PROMPT: Of the lines in the listing, how many include the string "catering"? Write the number and nothing else.

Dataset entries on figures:
----------

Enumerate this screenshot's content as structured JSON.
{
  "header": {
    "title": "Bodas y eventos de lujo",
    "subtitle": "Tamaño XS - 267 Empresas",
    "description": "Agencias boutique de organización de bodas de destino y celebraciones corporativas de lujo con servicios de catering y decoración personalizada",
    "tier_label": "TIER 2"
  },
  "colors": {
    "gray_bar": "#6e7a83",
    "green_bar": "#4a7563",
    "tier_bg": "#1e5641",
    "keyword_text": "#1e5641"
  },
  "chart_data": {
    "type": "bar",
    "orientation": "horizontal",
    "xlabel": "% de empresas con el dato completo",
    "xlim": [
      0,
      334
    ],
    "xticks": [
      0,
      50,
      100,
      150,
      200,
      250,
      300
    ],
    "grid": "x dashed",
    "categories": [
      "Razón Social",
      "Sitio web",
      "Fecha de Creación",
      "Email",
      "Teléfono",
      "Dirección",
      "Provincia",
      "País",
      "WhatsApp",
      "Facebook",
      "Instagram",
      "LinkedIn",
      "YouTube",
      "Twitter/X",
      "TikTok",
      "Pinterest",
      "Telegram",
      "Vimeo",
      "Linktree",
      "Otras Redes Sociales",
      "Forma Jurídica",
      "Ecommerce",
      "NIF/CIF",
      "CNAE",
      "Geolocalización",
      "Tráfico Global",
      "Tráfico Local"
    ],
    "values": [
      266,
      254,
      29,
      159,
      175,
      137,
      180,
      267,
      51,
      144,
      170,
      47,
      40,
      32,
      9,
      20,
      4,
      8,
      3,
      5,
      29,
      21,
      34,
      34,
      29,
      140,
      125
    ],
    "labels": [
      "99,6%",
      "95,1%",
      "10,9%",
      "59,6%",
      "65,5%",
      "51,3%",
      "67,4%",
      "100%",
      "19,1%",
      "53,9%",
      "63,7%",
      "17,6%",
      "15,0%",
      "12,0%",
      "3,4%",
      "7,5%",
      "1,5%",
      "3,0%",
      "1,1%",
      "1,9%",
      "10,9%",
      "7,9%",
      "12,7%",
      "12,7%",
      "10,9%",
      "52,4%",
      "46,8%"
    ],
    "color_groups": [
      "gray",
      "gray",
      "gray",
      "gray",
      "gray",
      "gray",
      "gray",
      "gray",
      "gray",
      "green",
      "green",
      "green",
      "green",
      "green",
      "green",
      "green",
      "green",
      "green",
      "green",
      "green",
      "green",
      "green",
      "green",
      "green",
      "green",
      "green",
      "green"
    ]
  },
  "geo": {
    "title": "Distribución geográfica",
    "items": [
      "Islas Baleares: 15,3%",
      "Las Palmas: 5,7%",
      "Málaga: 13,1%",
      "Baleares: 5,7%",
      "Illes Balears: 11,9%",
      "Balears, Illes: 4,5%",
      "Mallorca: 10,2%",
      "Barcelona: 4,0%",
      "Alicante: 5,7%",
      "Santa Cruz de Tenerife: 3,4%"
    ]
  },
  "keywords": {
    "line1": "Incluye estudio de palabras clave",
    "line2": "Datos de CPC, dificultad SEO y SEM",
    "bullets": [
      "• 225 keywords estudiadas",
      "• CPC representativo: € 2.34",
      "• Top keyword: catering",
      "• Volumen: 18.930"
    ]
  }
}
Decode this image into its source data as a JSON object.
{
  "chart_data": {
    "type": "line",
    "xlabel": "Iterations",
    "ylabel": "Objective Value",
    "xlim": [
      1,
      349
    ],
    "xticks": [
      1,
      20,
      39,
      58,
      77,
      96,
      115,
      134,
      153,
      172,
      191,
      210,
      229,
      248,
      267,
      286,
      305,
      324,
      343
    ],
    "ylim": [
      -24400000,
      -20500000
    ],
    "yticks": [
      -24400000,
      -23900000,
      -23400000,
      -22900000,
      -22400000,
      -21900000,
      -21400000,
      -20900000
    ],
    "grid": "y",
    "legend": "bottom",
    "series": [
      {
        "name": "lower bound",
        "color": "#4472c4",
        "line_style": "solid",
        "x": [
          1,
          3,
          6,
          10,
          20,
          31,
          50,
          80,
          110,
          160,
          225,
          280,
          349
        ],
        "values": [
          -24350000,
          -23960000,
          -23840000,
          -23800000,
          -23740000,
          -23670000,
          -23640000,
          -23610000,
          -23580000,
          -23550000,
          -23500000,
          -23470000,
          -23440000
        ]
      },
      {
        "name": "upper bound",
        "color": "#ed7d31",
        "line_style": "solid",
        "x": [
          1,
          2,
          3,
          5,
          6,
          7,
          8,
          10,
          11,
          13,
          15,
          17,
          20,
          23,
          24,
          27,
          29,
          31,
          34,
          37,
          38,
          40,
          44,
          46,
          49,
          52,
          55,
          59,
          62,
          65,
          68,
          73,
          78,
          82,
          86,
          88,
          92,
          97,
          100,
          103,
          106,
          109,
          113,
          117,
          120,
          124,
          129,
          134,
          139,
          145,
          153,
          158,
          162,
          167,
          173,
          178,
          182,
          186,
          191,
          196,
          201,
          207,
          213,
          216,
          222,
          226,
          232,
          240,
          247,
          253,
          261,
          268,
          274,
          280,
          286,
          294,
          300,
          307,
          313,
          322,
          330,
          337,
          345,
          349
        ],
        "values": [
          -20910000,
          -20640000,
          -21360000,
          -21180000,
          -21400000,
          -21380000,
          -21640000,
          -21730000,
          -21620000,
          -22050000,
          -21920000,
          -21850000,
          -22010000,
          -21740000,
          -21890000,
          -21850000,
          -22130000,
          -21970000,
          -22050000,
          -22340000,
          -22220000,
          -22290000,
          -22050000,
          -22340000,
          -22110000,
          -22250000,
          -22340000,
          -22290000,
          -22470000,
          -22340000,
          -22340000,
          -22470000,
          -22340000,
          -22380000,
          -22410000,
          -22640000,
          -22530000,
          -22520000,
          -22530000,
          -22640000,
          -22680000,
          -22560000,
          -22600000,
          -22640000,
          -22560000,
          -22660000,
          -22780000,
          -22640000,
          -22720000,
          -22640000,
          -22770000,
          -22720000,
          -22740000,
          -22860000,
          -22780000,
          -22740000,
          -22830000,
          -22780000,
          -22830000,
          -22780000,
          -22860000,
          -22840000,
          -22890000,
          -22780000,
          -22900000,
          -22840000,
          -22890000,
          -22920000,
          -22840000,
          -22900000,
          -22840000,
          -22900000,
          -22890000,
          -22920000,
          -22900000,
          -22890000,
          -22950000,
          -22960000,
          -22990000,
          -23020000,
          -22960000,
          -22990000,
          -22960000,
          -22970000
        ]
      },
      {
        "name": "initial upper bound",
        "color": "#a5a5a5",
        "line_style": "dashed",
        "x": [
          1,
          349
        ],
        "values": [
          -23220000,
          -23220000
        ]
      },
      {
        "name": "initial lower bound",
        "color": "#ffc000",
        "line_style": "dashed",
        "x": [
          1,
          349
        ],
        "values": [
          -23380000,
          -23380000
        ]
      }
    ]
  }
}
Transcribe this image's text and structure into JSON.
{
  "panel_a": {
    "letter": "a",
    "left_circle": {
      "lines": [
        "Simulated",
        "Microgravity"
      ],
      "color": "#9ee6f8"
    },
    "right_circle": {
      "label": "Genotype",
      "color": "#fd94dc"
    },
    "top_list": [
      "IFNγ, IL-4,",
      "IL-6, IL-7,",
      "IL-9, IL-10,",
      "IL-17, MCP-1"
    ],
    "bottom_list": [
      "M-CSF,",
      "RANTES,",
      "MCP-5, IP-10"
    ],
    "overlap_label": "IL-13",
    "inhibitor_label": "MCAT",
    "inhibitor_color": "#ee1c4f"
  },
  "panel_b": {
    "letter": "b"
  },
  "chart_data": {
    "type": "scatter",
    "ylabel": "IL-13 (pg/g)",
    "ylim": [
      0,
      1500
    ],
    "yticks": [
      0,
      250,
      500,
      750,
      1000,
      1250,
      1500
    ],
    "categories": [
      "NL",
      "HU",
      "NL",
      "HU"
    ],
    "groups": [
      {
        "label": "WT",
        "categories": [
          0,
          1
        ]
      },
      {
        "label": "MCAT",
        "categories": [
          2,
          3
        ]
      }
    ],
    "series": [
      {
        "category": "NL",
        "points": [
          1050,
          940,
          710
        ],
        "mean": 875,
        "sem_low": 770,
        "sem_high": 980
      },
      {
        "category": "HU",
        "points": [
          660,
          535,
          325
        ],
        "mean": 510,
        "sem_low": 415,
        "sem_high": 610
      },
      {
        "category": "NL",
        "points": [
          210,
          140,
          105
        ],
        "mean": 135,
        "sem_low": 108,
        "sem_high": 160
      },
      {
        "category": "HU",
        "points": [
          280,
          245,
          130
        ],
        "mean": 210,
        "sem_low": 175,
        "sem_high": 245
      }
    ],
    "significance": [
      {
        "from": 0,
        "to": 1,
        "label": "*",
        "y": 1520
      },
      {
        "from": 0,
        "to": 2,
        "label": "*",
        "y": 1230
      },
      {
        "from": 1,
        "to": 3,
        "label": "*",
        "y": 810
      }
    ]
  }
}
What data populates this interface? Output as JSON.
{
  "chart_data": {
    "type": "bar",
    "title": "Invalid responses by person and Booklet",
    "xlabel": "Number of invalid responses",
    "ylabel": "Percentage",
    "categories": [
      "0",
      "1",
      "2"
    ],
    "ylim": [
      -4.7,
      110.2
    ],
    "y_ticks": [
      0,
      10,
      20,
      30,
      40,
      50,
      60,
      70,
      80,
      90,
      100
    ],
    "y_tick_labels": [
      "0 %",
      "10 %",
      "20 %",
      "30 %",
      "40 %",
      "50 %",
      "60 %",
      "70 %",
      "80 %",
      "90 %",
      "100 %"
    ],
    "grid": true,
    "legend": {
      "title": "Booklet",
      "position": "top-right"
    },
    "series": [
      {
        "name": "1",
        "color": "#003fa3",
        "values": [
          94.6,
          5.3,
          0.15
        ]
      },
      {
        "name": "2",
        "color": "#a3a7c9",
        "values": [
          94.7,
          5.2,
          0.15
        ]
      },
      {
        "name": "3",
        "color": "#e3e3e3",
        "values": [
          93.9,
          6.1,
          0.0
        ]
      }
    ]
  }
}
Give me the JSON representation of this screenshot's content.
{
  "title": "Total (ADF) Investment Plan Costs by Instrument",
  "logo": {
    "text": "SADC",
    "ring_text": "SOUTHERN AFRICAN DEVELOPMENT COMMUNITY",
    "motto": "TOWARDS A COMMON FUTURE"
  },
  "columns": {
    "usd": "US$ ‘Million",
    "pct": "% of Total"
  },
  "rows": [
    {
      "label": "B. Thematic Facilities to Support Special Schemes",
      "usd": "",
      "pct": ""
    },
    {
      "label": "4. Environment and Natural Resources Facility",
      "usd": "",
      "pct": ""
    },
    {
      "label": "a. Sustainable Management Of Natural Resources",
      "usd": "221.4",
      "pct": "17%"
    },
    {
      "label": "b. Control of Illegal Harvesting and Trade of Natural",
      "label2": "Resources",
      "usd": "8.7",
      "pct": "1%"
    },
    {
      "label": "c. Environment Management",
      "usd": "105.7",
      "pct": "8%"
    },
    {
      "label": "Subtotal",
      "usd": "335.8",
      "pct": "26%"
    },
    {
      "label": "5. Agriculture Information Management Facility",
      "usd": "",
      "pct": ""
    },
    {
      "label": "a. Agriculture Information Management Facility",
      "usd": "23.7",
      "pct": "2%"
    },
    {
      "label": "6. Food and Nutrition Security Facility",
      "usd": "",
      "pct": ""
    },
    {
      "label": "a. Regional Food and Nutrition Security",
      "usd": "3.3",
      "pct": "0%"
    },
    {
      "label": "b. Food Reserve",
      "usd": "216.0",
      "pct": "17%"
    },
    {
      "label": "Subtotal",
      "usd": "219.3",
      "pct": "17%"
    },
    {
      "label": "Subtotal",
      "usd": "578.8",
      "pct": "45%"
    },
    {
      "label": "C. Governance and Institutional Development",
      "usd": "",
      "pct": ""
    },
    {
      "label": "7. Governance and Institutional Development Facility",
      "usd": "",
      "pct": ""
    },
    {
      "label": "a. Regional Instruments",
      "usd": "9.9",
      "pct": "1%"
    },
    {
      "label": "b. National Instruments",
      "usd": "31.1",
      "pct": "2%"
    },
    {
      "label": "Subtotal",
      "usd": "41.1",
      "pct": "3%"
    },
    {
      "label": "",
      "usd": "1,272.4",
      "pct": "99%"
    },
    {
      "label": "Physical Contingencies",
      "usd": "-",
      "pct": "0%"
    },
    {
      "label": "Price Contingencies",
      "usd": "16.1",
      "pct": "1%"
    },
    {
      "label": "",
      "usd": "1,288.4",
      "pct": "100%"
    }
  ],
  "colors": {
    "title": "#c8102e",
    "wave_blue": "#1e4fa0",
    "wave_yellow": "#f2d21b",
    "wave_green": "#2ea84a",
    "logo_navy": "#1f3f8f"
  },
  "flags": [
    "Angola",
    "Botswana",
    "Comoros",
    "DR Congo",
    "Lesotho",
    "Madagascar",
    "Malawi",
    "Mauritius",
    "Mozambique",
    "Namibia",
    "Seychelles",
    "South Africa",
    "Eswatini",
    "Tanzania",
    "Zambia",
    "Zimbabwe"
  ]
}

----------

REPLY: 2